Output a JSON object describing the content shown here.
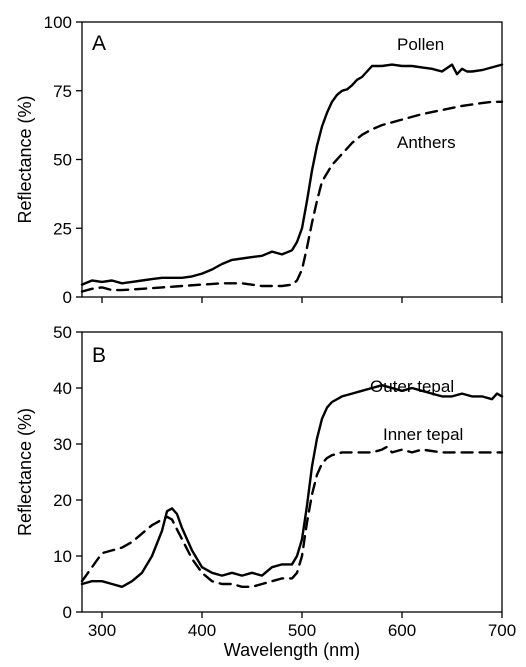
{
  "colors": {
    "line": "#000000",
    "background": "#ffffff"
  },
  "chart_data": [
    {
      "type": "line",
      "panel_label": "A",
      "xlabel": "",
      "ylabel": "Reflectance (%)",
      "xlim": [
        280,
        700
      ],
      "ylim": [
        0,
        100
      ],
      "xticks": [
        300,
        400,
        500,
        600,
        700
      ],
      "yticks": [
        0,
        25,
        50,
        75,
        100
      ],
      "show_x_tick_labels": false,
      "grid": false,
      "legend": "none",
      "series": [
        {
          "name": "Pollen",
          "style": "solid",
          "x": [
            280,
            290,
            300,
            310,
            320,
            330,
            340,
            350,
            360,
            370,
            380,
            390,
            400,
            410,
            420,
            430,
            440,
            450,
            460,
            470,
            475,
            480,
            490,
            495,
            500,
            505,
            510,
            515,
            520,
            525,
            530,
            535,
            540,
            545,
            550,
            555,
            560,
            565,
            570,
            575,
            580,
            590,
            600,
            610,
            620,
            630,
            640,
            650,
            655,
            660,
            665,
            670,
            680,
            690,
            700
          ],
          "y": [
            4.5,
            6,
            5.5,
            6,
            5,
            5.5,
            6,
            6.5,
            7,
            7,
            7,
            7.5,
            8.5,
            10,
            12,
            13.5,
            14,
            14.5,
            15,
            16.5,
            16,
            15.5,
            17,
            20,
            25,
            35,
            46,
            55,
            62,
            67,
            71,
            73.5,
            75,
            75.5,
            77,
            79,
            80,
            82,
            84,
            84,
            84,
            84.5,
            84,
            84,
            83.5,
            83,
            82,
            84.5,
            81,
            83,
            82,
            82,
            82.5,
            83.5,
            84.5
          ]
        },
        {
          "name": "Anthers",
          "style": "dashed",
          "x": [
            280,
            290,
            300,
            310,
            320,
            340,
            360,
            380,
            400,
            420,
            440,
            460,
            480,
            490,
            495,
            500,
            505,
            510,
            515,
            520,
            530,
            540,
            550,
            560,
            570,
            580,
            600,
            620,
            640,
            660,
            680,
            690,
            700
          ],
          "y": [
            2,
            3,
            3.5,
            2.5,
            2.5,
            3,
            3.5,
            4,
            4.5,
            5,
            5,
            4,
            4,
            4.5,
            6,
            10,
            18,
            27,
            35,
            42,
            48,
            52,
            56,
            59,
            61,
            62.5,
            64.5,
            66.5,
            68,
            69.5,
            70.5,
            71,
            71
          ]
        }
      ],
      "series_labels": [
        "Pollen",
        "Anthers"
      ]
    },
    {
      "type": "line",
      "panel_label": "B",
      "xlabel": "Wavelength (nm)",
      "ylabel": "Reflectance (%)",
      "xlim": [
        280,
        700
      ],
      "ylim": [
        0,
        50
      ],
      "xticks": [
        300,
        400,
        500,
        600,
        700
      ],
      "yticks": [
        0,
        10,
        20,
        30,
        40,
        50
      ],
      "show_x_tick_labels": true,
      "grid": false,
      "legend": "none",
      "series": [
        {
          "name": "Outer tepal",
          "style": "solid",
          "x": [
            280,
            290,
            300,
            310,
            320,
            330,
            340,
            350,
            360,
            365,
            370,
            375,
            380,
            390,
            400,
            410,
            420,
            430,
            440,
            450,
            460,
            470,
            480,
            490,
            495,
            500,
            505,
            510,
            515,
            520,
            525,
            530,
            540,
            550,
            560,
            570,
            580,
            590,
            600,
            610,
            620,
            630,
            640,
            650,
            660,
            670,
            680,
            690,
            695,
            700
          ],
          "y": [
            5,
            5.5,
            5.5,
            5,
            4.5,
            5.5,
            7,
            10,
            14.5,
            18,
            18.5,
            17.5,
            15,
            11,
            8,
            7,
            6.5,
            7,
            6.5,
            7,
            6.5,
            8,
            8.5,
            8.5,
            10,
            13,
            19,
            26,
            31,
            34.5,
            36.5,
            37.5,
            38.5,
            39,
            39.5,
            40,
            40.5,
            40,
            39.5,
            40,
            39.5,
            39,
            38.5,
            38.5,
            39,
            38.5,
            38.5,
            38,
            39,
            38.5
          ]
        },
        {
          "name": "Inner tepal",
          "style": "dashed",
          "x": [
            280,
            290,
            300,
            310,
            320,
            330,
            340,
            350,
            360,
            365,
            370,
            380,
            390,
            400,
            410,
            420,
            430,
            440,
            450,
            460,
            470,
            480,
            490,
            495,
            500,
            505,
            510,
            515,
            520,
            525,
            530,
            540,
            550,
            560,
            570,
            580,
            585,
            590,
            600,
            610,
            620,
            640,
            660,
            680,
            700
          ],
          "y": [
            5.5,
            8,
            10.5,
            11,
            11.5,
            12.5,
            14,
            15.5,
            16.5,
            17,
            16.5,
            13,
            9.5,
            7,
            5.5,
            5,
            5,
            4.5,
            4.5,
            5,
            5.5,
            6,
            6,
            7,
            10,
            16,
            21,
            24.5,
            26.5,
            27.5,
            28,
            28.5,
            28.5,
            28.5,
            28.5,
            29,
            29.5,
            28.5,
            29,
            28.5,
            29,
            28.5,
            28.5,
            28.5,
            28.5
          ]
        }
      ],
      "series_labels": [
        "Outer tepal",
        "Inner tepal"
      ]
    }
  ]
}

==

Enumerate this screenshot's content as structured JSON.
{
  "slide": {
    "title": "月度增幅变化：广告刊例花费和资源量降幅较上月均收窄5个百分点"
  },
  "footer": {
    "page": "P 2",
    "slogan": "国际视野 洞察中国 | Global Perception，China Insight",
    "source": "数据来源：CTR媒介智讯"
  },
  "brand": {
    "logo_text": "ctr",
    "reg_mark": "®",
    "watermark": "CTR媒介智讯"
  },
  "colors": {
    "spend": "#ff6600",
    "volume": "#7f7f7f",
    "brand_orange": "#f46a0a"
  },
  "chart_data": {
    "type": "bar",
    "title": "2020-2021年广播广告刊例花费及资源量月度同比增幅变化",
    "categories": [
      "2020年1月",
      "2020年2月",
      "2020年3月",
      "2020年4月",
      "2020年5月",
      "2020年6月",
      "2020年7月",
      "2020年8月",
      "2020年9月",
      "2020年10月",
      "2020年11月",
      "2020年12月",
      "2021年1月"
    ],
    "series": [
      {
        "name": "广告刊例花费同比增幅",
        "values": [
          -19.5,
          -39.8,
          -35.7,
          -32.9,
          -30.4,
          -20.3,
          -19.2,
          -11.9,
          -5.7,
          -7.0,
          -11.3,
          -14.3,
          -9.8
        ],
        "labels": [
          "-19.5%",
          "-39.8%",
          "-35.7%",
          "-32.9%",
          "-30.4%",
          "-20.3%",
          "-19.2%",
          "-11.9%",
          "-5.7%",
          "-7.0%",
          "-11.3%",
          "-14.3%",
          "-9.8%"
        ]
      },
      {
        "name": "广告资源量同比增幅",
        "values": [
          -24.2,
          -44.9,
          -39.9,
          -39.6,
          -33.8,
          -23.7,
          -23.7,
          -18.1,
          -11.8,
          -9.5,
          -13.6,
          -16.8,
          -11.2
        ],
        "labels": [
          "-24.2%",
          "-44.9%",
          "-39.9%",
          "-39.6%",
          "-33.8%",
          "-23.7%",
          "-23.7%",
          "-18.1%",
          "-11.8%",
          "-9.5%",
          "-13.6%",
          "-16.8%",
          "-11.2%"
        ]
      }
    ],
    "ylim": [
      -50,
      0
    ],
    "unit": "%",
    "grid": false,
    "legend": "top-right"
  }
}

| Aim of the exercise |
Only the number is wanted: how many lines of the material contain the word "content"?

| Problem solution |
2